[start of Supplied data]

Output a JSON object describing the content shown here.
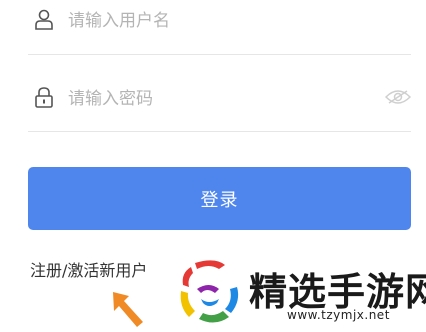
{
  "form": {
    "username_placeholder": "请输入用户名",
    "username_value": "",
    "password_placeholder": "请输入密码",
    "password_value": "",
    "login_label": "登录",
    "register_label": "注册/激活新用户"
  },
  "icons": {
    "username": "user-icon",
    "password": "lock-icon",
    "toggle": "eye-icon"
  },
  "watermark": {
    "title": "精选手游网",
    "url": "www.tzymjx.net"
  },
  "colors": {
    "primary": "#4f86ee",
    "placeholder": "#b4b4b4",
    "arrow": "#f08a24"
  }
}
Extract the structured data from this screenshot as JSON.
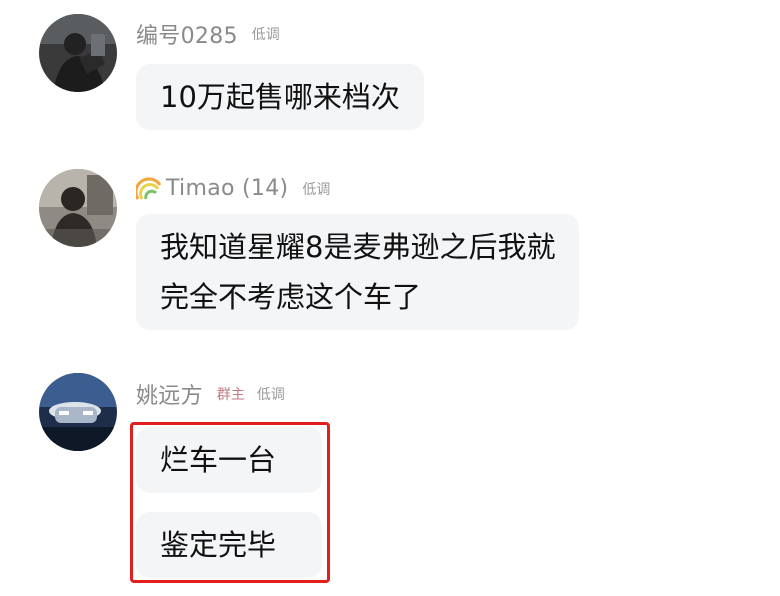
{
  "messages": [
    {
      "sender": "编号0285",
      "tags": [
        "低调"
      ],
      "bubbles": [
        "10万起售哪来档次"
      ]
    },
    {
      "sender": "Timao (14)",
      "sender_icon": "rainbow-icon",
      "tags": [
        "低调"
      ],
      "bubbles": [
        "我知道星耀8是麦弗逊之后我就",
        "完全不考虑这个车了"
      ]
    },
    {
      "sender": "姚远方",
      "role_tag": "群主",
      "tags": [
        "低调"
      ],
      "bubbles": [
        "烂车一台",
        "鉴定完毕"
      ]
    }
  ],
  "colors": {
    "bubble_bg": "#f4f5f7",
    "name_text": "#8a8a8a",
    "owner_tag": "#c07a80",
    "highlight_border": "#e0201d"
  }
}
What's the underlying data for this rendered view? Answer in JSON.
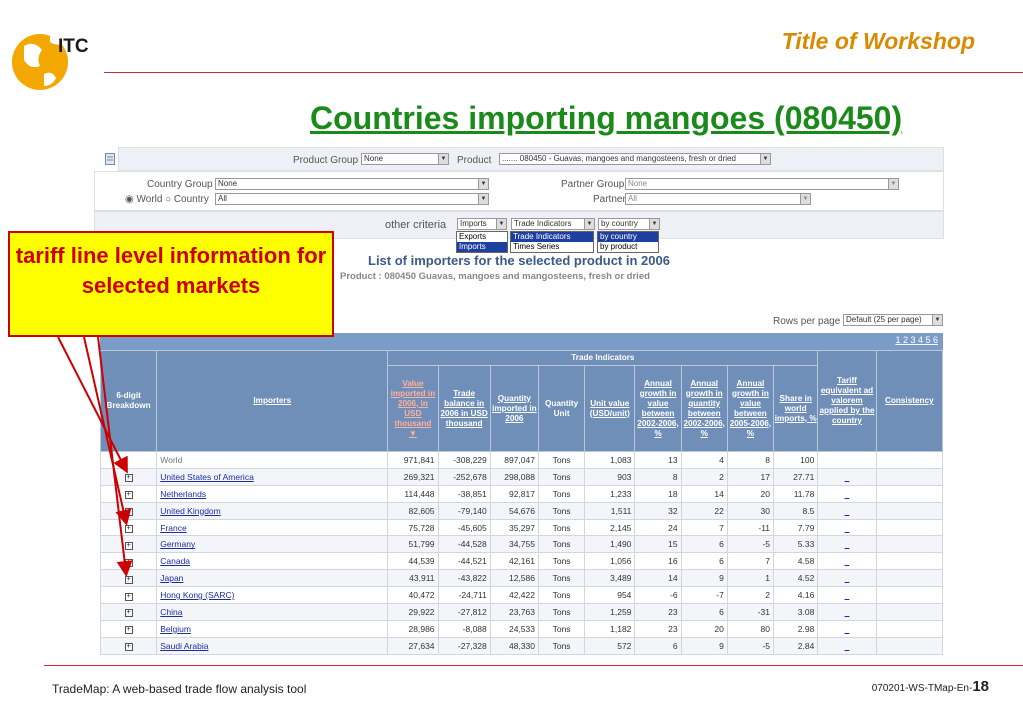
{
  "header": {
    "logo_text": "ITC",
    "slide_title": "Title of Workshop",
    "heading": "Countries importing mangoes (080450)"
  },
  "panel": {
    "product_group_label": "Product Group",
    "product_group_value": "None",
    "product_label": "Product",
    "product_value": "....... 080450 - Guavas, mangoes and mangosteens, fresh or dried",
    "country_group_label": "Country Group",
    "country_group_value": "None",
    "world_label": "World",
    "country_label": "Country",
    "country_value": "All",
    "partner_group_label": "Partner Group",
    "partner_group_value": "None",
    "partner_label": "Partner",
    "partner_value": "All",
    "other_criteria_label": "other criteria",
    "flow_value": "Imports",
    "flow_options": [
      "Exports",
      "Imports"
    ],
    "indicator_value": "Trade Indicators",
    "indicator_options": [
      "Trade Indicators",
      "Times Series"
    ],
    "by_value": "by country",
    "by_options": [
      "by country",
      "by product"
    ]
  },
  "list": {
    "title": "List of importers for the selected product in 2006",
    "subtitle": "Product : 080450 Guavas, mangoes and mangosteens, fresh or dried",
    "rows_label": "Rows per page",
    "rows_value": "Default (25 per page)",
    "pages": "1 2 3 4 5 6"
  },
  "table": {
    "group_header": "Trade Indicators",
    "headers": {
      "breakdown": "6-digit Breakdown",
      "importers": "Importers",
      "value": "Value imported in 2006, in USD thousand",
      "balance": "Trade balance in 2006 in USD thousand",
      "quantity": "Quantity imported in 2006",
      "qunit": "Quantity Unit",
      "unitval": "Unit value (USD/unit)",
      "gval": "Annual growth in value between 2002-2006, %",
      "gqty": "Annual growth in quantity between 2002-2006, %",
      "gval2": "Annual growth in value between 2005-2006, %",
      "share": "Share in world imports, %",
      "tariff": "Tariff equivalent ad valorem applied by the country",
      "consistency": "Consistency"
    },
    "rows": [
      {
        "name": "World",
        "value": "971,841",
        "balance": "-308,229",
        "qty": "897,047",
        "unit": "Tons",
        "uv": "1,083",
        "g1": "13",
        "g2": "4",
        "g3": "8",
        "share": "100",
        "tariff": "",
        "world": true
      },
      {
        "name": "United States of America",
        "value": "269,321",
        "balance": "-252,678",
        "qty": "298,088",
        "unit": "Tons",
        "uv": "903",
        "g1": "8",
        "g2": "2",
        "g3": "17",
        "share": "27.71",
        "tariff": "_"
      },
      {
        "name": "Netherlands",
        "value": "114,448",
        "balance": "-38,851",
        "qty": "92,817",
        "unit": "Tons",
        "uv": "1,233",
        "g1": "18",
        "g2": "14",
        "g3": "20",
        "share": "11.78",
        "tariff": "_"
      },
      {
        "name": "United Kingdom",
        "value": "82,605",
        "balance": "-79,140",
        "qty": "54,676",
        "unit": "Tons",
        "uv": "1,511",
        "g1": "32",
        "g2": "22",
        "g3": "30",
        "share": "8.5",
        "tariff": "_"
      },
      {
        "name": "France",
        "value": "75,728",
        "balance": "-45,605",
        "qty": "35,297",
        "unit": "Tons",
        "uv": "2,145",
        "g1": "24",
        "g2": "7",
        "g3": "-11",
        "share": "7.79",
        "tariff": "_"
      },
      {
        "name": "Germany",
        "value": "51,799",
        "balance": "-44,528",
        "qty": "34,755",
        "unit": "Tons",
        "uv": "1,490",
        "g1": "15",
        "g2": "6",
        "g3": "-5",
        "share": "5.33",
        "tariff": "_"
      },
      {
        "name": "Canada",
        "value": "44,539",
        "balance": "-44,521",
        "qty": "42,161",
        "unit": "Tons",
        "uv": "1,056",
        "g1": "16",
        "g2": "6",
        "g3": "7",
        "share": "4.58",
        "tariff": "_"
      },
      {
        "name": "Japan",
        "value": "43,911",
        "balance": "-43,822",
        "qty": "12,586",
        "unit": "Tons",
        "uv": "3,489",
        "g1": "14",
        "g2": "9",
        "g3": "1",
        "share": "4.52",
        "tariff": "_"
      },
      {
        "name": "Hong Kong (SARC)",
        "value": "40,472",
        "balance": "-24,711",
        "qty": "42,422",
        "unit": "Tons",
        "uv": "954",
        "g1": "-6",
        "g2": "-7",
        "g3": "2",
        "share": "4.16",
        "tariff": "_"
      },
      {
        "name": "China",
        "value": "29,922",
        "balance": "-27,812",
        "qty": "23,763",
        "unit": "Tons",
        "uv": "1,259",
        "g1": "23",
        "g2": "6",
        "g3": "-31",
        "share": "3.08",
        "tariff": "_"
      },
      {
        "name": "Belgium",
        "value": "28,986",
        "balance": "-8,088",
        "qty": "24,533",
        "unit": "Tons",
        "uv": "1,182",
        "g1": "23",
        "g2": "20",
        "g3": "80",
        "share": "2.98",
        "tariff": "_"
      },
      {
        "name": "Saudi Arabia",
        "value": "27,634",
        "balance": "-27,328",
        "qty": "48,330",
        "unit": "Tons",
        "uv": "572",
        "g1": "6",
        "g2": "9",
        "g3": "-5",
        "share": "2.84",
        "tariff": "_"
      }
    ]
  },
  "callout": {
    "text": "tariff line level information for selected markets"
  },
  "footer": {
    "left": "TradeMap: A web-based trade flow analysis tool",
    "code": "070201-WS-TMap-En-",
    "page": "18"
  },
  "colors": {
    "heading": "#1a8a1a",
    "slide_title": "#d98a00",
    "callout_bg": "#ffff00",
    "callout_text": "#cc0000",
    "table_header": "#6f8fb8"
  }
}
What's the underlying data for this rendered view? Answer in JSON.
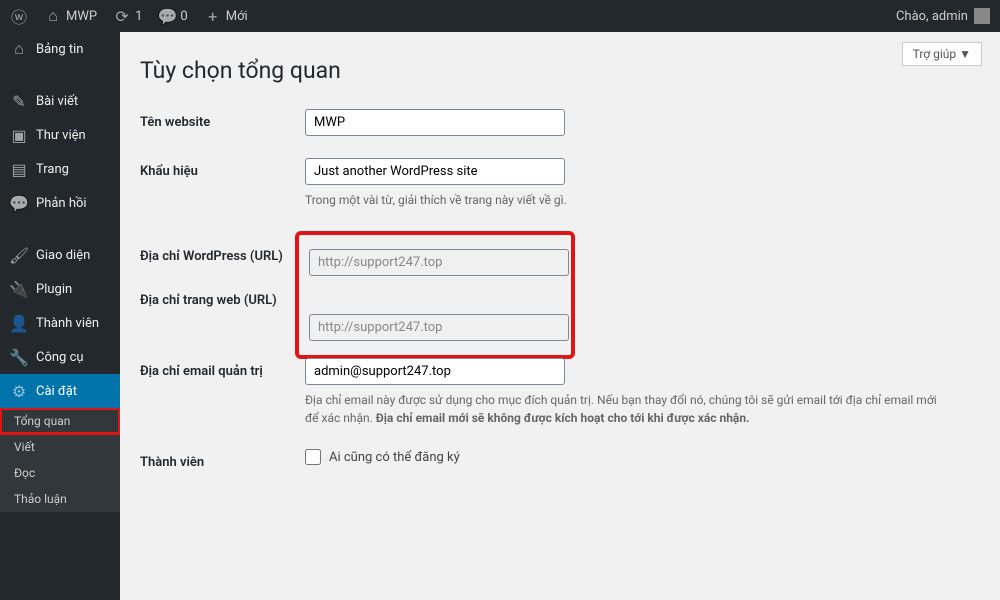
{
  "topbar": {
    "site_name": "MWP",
    "updates_count": "1",
    "comments_count": "0",
    "new_label": "Mới",
    "greeting": "Chào, admin"
  },
  "sidebar": {
    "items": [
      {
        "icon": "⌂",
        "label": "Bảng tin"
      },
      {
        "icon": "✎",
        "label": "Bài viết"
      },
      {
        "icon": "▣",
        "label": "Thư viện"
      },
      {
        "icon": "▤",
        "label": "Trang"
      },
      {
        "icon": "💬",
        "label": "Phản hồi"
      },
      {
        "icon": "🖌",
        "label": "Giao diện"
      },
      {
        "icon": "🔌",
        "label": "Plugin"
      },
      {
        "icon": "👤",
        "label": "Thành viên"
      },
      {
        "icon": "🔧",
        "label": "Công cụ"
      },
      {
        "icon": "⚙",
        "label": "Cài đặt"
      }
    ],
    "subitems": [
      {
        "label": "Tổng quan"
      },
      {
        "label": "Viết"
      },
      {
        "label": "Đọc"
      },
      {
        "label": "Thảo luận"
      }
    ]
  },
  "page": {
    "help_label": "Trợ giúp ▼",
    "title": "Tùy chọn tổng quan",
    "fields": {
      "site_title_label": "Tên website",
      "site_title_value": "MWP",
      "tagline_label": "Khẩu hiệu",
      "tagline_value": "Just another WordPress site",
      "tagline_desc": "Trong một vài từ, giải thích về trang này viết về gì.",
      "wp_url_label": "Địa chỉ WordPress (URL)",
      "wp_url_value": "http://support247.top",
      "site_url_label": "Địa chỉ trang web (URL)",
      "site_url_value": "http://support247.top",
      "admin_email_label": "Địa chỉ email quản trị",
      "admin_email_value": "admin@support247.top",
      "admin_email_desc_1": "Địa chỉ email này được sử dụng cho mục đích quản trị. Nếu bạn thay đổi nó, chúng tôi sẽ gửi email tới địa chỉ email mới để xác nhận. ",
      "admin_email_desc_2": "Địa chỉ email mới sẽ không được kích hoạt cho tới khi được xác nhận.",
      "membership_label": "Thành viên",
      "membership_checkbox": "Ai cũng có thể đăng ký"
    }
  }
}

[end of Supplied data]

• **Problem requirements**
Identify which lines contain the word "selected" and copy each one.

• **Expected answer**
    "title": "List of importers for the selected product in 2006",
    "text": "tariff line level information for selected markets"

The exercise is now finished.